JOB |
An exact copy of every record is needed.

[Collection entries]

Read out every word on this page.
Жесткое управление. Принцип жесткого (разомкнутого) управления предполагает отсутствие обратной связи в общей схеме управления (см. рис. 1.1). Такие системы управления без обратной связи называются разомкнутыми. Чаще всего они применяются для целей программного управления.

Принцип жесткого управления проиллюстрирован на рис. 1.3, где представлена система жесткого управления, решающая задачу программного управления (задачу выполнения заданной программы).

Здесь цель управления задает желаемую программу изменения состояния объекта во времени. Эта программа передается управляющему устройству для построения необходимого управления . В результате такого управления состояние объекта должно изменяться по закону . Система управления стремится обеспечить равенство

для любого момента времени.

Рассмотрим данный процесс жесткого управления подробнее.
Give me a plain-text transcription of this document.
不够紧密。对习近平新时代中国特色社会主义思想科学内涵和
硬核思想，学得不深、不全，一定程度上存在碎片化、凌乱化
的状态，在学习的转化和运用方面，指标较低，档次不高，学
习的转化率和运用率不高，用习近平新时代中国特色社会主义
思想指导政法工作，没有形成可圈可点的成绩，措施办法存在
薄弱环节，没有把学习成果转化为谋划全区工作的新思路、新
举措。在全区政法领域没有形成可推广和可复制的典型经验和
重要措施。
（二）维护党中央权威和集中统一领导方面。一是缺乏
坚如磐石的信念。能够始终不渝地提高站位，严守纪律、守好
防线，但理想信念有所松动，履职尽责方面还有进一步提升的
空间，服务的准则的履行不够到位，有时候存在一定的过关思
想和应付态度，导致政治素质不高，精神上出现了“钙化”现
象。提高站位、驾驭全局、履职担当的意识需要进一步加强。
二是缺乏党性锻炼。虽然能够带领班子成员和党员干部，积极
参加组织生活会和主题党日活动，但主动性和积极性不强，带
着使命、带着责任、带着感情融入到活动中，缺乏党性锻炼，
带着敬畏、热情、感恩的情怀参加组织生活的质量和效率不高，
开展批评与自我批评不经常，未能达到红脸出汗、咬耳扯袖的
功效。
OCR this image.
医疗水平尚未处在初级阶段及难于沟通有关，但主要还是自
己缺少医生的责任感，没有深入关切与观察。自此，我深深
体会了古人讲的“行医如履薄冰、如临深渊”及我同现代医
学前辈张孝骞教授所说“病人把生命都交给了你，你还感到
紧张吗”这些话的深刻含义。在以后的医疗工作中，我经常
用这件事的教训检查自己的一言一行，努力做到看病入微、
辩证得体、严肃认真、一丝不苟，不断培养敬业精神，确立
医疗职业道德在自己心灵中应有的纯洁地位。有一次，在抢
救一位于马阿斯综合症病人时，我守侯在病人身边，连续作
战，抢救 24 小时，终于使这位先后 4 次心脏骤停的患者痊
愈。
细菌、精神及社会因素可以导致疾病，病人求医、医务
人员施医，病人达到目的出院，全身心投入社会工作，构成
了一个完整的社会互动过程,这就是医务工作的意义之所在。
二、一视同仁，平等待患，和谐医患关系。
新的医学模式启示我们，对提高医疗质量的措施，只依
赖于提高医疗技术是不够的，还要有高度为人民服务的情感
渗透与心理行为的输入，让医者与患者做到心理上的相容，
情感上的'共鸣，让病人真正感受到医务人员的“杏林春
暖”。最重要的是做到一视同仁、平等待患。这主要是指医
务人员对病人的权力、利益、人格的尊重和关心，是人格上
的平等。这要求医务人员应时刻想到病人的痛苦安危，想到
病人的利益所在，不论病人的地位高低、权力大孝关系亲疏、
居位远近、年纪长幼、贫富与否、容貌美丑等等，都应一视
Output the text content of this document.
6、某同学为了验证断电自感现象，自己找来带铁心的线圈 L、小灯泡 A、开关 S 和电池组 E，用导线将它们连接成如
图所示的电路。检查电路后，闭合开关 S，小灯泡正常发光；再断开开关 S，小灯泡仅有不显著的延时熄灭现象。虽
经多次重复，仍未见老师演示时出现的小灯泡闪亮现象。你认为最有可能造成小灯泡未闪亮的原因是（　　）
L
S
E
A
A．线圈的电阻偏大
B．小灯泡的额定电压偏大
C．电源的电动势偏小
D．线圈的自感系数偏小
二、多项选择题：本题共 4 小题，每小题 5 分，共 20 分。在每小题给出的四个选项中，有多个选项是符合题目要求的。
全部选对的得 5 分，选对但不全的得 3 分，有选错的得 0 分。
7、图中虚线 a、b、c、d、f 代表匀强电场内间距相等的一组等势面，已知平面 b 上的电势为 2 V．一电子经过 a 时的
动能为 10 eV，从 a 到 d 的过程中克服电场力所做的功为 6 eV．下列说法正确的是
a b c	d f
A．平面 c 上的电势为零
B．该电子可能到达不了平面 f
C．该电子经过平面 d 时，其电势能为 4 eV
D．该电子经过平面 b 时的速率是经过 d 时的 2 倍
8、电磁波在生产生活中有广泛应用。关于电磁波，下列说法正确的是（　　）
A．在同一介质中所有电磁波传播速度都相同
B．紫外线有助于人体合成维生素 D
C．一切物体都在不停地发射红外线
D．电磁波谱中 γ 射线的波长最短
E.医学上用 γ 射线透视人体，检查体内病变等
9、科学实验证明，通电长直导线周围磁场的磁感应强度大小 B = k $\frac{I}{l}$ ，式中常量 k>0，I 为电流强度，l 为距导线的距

SOLUTION TO THE PROBLEM |
Read out every word on this page.
Жесткое управление. Принцип жесткого (разомкнутого) управления предполагает отсутствие обратной связи в общей схеме управления (см. рис. 1.1). Такие системы управления без обратной связи называются разомкнутыми. Чаще всего они применяются для целей программного управления.

Принцип жесткого управления проиллюстрирован на рис. 1.3, где представлена система жесткого управления, решающая задачу программного управления (задачу выполнения заданной программы).

Здесь цель управления задает желаемую программу изменения состояния объекта во времени. Эта программа передается управляющему устройству для построения необходимого управления . В результате такого управления состояние объекта должно изменяться по закону . Система управления стремится обеспечить равенство

для любого момента времени.

Рассмотрим данный процесс жесткого управления подробнее.
Give me a plain-text transcription of this document.
不够紧密。对习近平新时代中国特色社会主义思想科学内涵和
硬核思想，学得不深、不全，一定程度上存在碎片化、凌乱化
的状态，在学习的转化和运用方面，指标较低，档次不高，学
习的转化率和运用率不高，用习近平新时代中国特色社会主义
思想指导政法工作，没有形成可圈可点的成绩，措施办法存在
薄弱环节，没有把学习成果转化为谋划全区工作的新思路、新
举措。在全区政法领域没有形成可推广和可复制的典型经验和
重要措施。
（二）维护党中央权威和集中统一领导方面。一是缺乏
坚如磐石的信念。能够始终不渝地提高站位，严守纪律、守好
防线，但理想信念有所松动，履职尽责方面还有进一步提升的
空间，服务的准则的履行不够到位，有时候存在一定的过关思
想和应付态度，导致政治素质不高，精神上出现了“钙化”现
象。提高站位、驾驭全局、履职担当的意识需要进一步加强。
二是缺乏党性锻炼。虽然能够带领班子成员和党员干部，积极
参加组织生活会和主题党日活动，但主动性和积极性不强，带
着使命、带着责任、带着感情融入到活动中，缺乏党性锻炼，
带着敬畏、热情、感恩的情怀参加组织生活的质量和效率不高，
开展批评与自我批评不经常，未能达到红脸出汗、咬耳扯袖的
功效。
OCR this image.
医疗水平尚未处在初级阶段及难于沟通有关，但主要还是自
己缺少医生的责任感，没有深入关切与观察。自此，我深深
体会了古人讲的“行医如履薄冰、如临深渊”及我同现代医
学前辈张孝骞教授所说“病人把生命都交给了你，你还感到
紧张吗”这些话的深刻含义。在以后的医疗工作中，我经常
用这件事的教训检查自己的一言一行，努力做到看病入微、
辩证得体、严肃认真、一丝不苟，不断培养敬业精神，确立
医疗职业道德在自己心灵中应有的纯洁地位。有一次，在抢
救一位于马阿斯综合症病人时，我守侯在病人身边，连续作
战，抢救 24 小时，终于使这位先后 4 次心脏骤停的患者痊
愈。
细菌、精神及社会因素可以导致疾病，病人求医、医务
人员施医，病人达到目的出院，全身心投入社会工作，构成
了一个完整的社会互动过程,这就是医务工作的意义之所在。
二、一视同仁，平等待患，和谐医患关系。
新的医学模式启示我们，对提高医疗质量的措施，只依
赖于提高医疗技术是不够的，还要有高度为人民服务的情感
渗透与心理行为的输入，让医者与患者做到心理上的相容，
情感上的'共鸣，让病人真正感受到医务人员的“杏林春
暖”。最重要的是做到一视同仁、平等待患。这主要是指医
务人员对病人的权力、利益、人格的尊重和关心，是人格上
的平等。这要求医务人员应时刻想到病人的痛苦安危，想到
病人的利益所在，不论病人的地位高低、权力大孝关系亲疏、
居位远近、年纪长幼、贫富与否、容貌美丑等等，都应一视
Output the text content of this document.
6、某同学为了验证断电自感现象，自己找来带铁心的线圈 L、小灯泡 A、开关 S 和电池组 E，用导线将它们连接成如
图所示的电路。检查电路后，闭合开关 S，小灯泡正常发光；再断开开关 S，小灯泡仅有不显著的延时熄灭现象。虽
经多次重复，仍未见老师演示时出现的小灯泡闪亮现象。你认为最有可能造成小灯泡未闪亮的原因是（　　）
L
S
E
A
A．线圈的电阻偏大
B．小灯泡的额定电压偏大
C．电源的电动势偏小
D．线圈的自感系数偏小
二、多项选择题：本题共 4 小题，每小题 5 分，共 20 分。在每小题给出的四个选项中，有多个选项是符合题目要求的。
全部选对的得 5 分，选对但不全的得 3 分，有选错的得 0 分。
7、图中虚线 a、b、c、d、f 代表匀强电场内间距相等的一组等势面，已知平面 b 上的电势为 2 V．一电子经过 a 时的
动能为 10 eV，从 a 到 d 的过程中克服电场力所做的功为 6 eV．下列说法正确的是
a b c	d f
A．平面 c 上的电势为零
B．该电子可能到达不了平面 f
C．该电子经过平面 d 时，其电势能为 4 eV
D．该电子经过平面 b 时的速率是经过 d 时的 2 倍
8、电磁波在生产生活中有广泛应用。关于电磁波，下列说法正确的是（　　）
A．在同一介质中所有电磁波传播速度都相同
B．紫外线有助于人体合成维生素 D
C．一切物体都在不停地发射红外线
D．电磁波谱中 γ 射线的波长最短
E.医学上用 γ 射线透视人体，检查体内病变等
9、科学实验证明，通电长直导线周围磁场的磁感应强度大小 B = k $\frac{I}{l}$ ，式中常量 k>0，I 为电流强度，l 为距导线的距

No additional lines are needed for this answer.